[begin MATERIAL TO PROCESS]

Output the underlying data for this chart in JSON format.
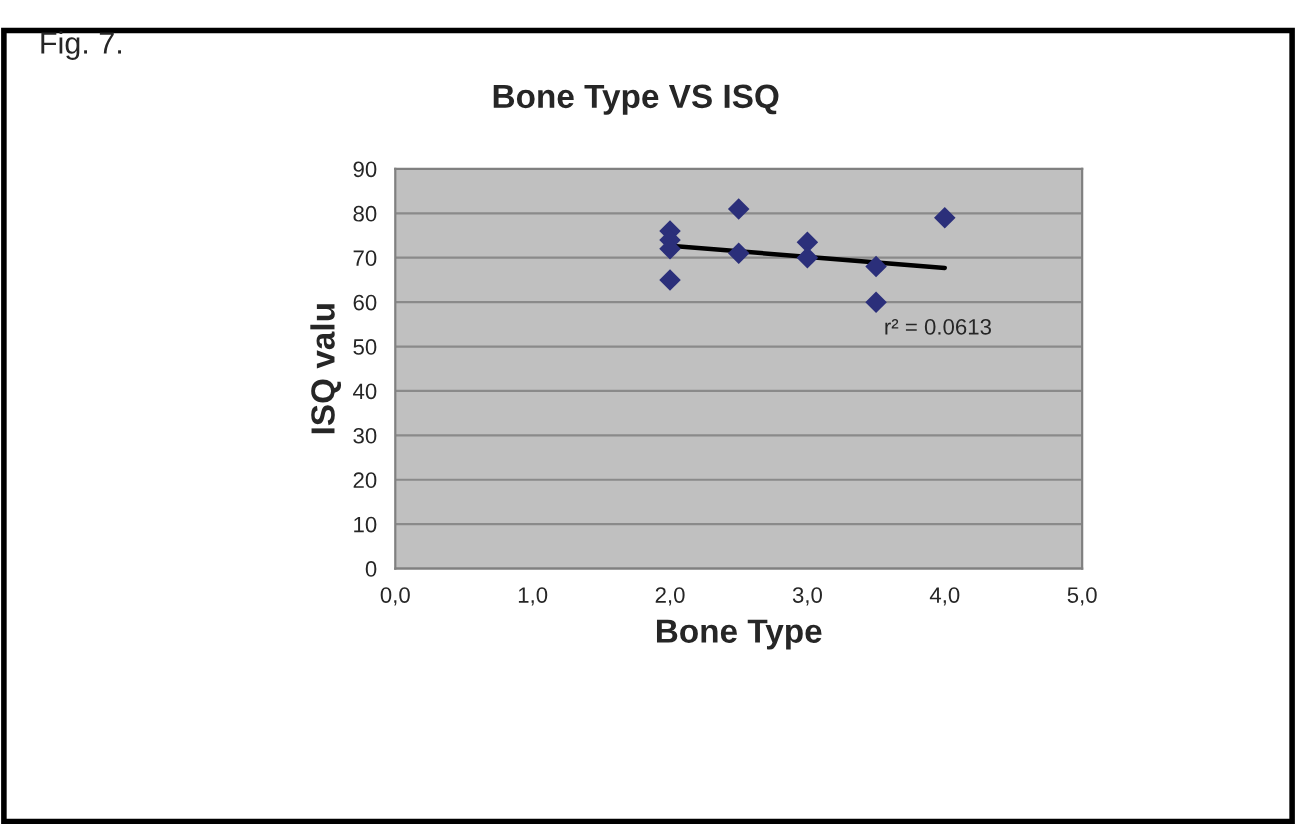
{
  "chart_data": {
    "type": "scatter",
    "title": "Bone Type VS ISQ",
    "xlabel": "Bone Type",
    "ylabel": "ISQ valu",
    "series": [
      {
        "color": "#2b2f7a",
        "marker": "diamond",
        "x": [
          2.0,
          2.0,
          2.0,
          2.0,
          2.5,
          2.5,
          3.0,
          3.0,
          3.5,
          3.5,
          4.0
        ],
        "values": [
          76,
          74,
          72,
          65,
          81,
          71,
          73.5,
          70,
          68,
          60,
          79
        ]
      },
      {
        "type": "line",
        "color": "#000000",
        "marker": "none",
        "x": [
          2.0,
          4.0
        ],
        "values": [
          72.7,
          67.7
        ]
      }
    ],
    "annotations": [
      "Fig. 7.",
      "r² = 0.0613"
    ],
    "xlim": [
      0,
      5
    ],
    "xticks": [
      {
        "value": 0,
        "label": "0,0"
      },
      {
        "value": 1,
        "label": "1,0"
      },
      {
        "value": 2,
        "label": "2,0"
      },
      {
        "value": 3,
        "label": "3,0"
      },
      {
        "value": 4,
        "label": "4,0"
      },
      {
        "value": 5,
        "label": "5,0"
      }
    ],
    "ylim": [
      0,
      90
    ],
    "yticks": [
      0,
      10,
      20,
      30,
      40,
      50,
      60,
      70,
      80,
      90
    ],
    "grid": "y",
    "legend": false
  }
}
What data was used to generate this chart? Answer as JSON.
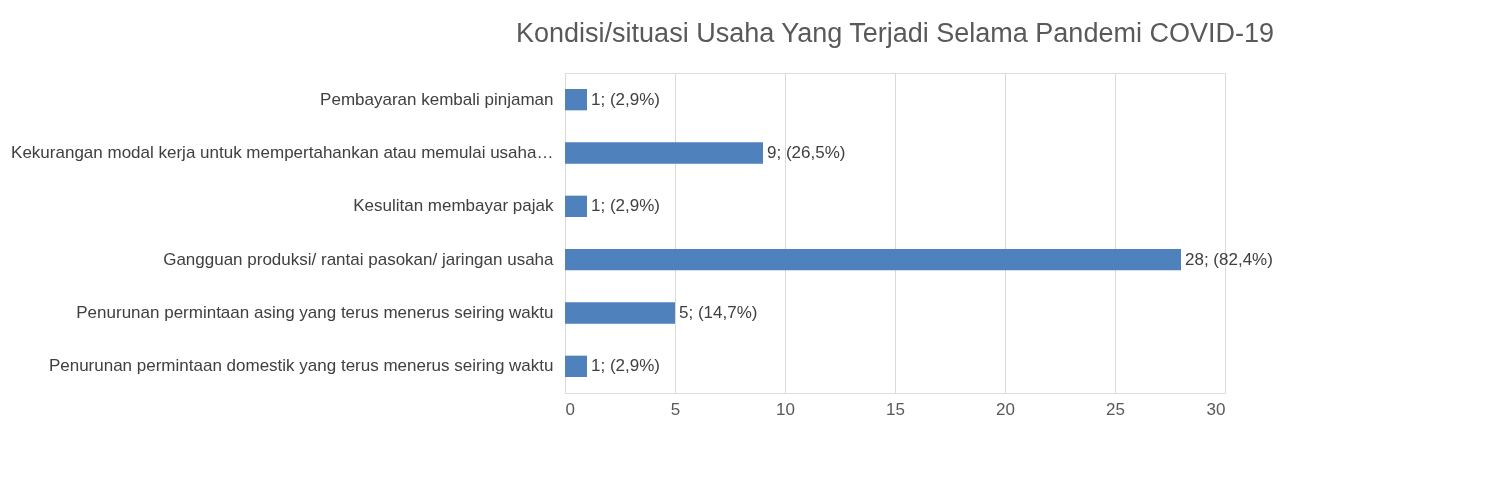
{
  "chart_data": {
    "type": "bar",
    "orientation": "horizontal",
    "title": "Kondisi/situasi Usaha Yang Terjadi Selama Pandemi COVID-19",
    "categories": [
      "Pembayaran kembali pinjaman",
      "Kekurangan modal kerja untuk mempertahankan atau memulai usaha…",
      "Kesulitan membayar pajak",
      "Gangguan produksi/ rantai pasokan/ jaringan usaha",
      "Penurunan permintaan asing yang terus menerus seiring waktu",
      "Penurunan permintaan domestik yang terus menerus seiring waktu"
    ],
    "values": [
      1,
      9,
      1,
      28,
      5,
      1
    ],
    "value_labels": [
      "1; (2,9%)",
      "9; (26,5%)",
      "1; (2,9%)",
      "28; (82,4%)",
      "5; (14,7%)",
      "1; (2,9%)"
    ],
    "color": "#4f81bd",
    "xlim": [
      0,
      30
    ],
    "xticks": [
      0,
      5,
      10,
      15,
      20,
      25,
      30
    ],
    "grid": "x"
  }
}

[end MATERIAL TO PROCESS]

EXERCISE:
Each line in the records above should be reproduced exactly; images are not copied.

ANSWER FOR THIS EXERCISE:
Output the underlying data for this chart in JSON format.
{
  "chart_data": {
    "type": "scatter",
    "title": "Bone Type VS ISQ",
    "xlabel": "Bone Type",
    "ylabel": "ISQ valu",
    "series": [
      {
        "color": "#2b2f7a",
        "marker": "diamond",
        "x": [
          2.0,
          2.0,
          2.0,
          2.0,
          2.5,
          2.5,
          3.0,
          3.0,
          3.5,
          3.5,
          4.0
        ],
        "values": [
          76,
          74,
          72,
          65,
          81,
          71,
          73.5,
          70,
          68,
          60,
          79
        ]
      },
      {
        "type": "line",
        "color": "#000000",
        "marker": "none",
        "x": [
          2.0,
          4.0
        ],
        "values": [
          72.7,
          67.7
        ]
      }
    ],
    "annotations": [
      "Fig. 7.",
      "r² = 0.0613"
    ],
    "xlim": [
      0,
      5
    ],
    "xticks": [
      {
        "value": 0,
        "label": "0,0"
      },
      {
        "value": 1,
        "label": "1,0"
      },
      {
        "value": 2,
        "label": "2,0"
      },
      {
        "value": 3,
        "label": "3,0"
      },
      {
        "value": 4,
        "label": "4,0"
      },
      {
        "value": 5,
        "label": "5,0"
      }
    ],
    "ylim": [
      0,
      90
    ],
    "yticks": [
      0,
      10,
      20,
      30,
      40,
      50,
      60,
      70,
      80,
      90
    ],
    "grid": "y",
    "legend": false
  }
}
What data was used to generate this chart? Answer as JSON.
{
  "chart_data": {
    "type": "bar",
    "orientation": "horizontal",
    "title": "Kondisi/situasi Usaha Yang Terjadi Selama Pandemi COVID-19",
    "categories": [
      "Pembayaran kembali pinjaman",
      "Kekurangan modal kerja untuk mempertahankan atau memulai usaha…",
      "Kesulitan membayar pajak",
      "Gangguan produksi/ rantai pasokan/ jaringan usaha",
      "Penurunan permintaan asing yang terus menerus seiring waktu",
      "Penurunan permintaan domestik yang terus menerus seiring waktu"
    ],
    "values": [
      1,
      9,
      1,
      28,
      5,
      1
    ],
    "value_labels": [
      "1; (2,9%)",
      "9; (26,5%)",
      "1; (2,9%)",
      "28; (82,4%)",
      "5; (14,7%)",
      "1; (2,9%)"
    ],
    "color": "#4f81bd",
    "xlim": [
      0,
      30
    ],
    "xticks": [
      0,
      5,
      10,
      15,
      20,
      25,
      30
    ],
    "grid": "x"
  }
}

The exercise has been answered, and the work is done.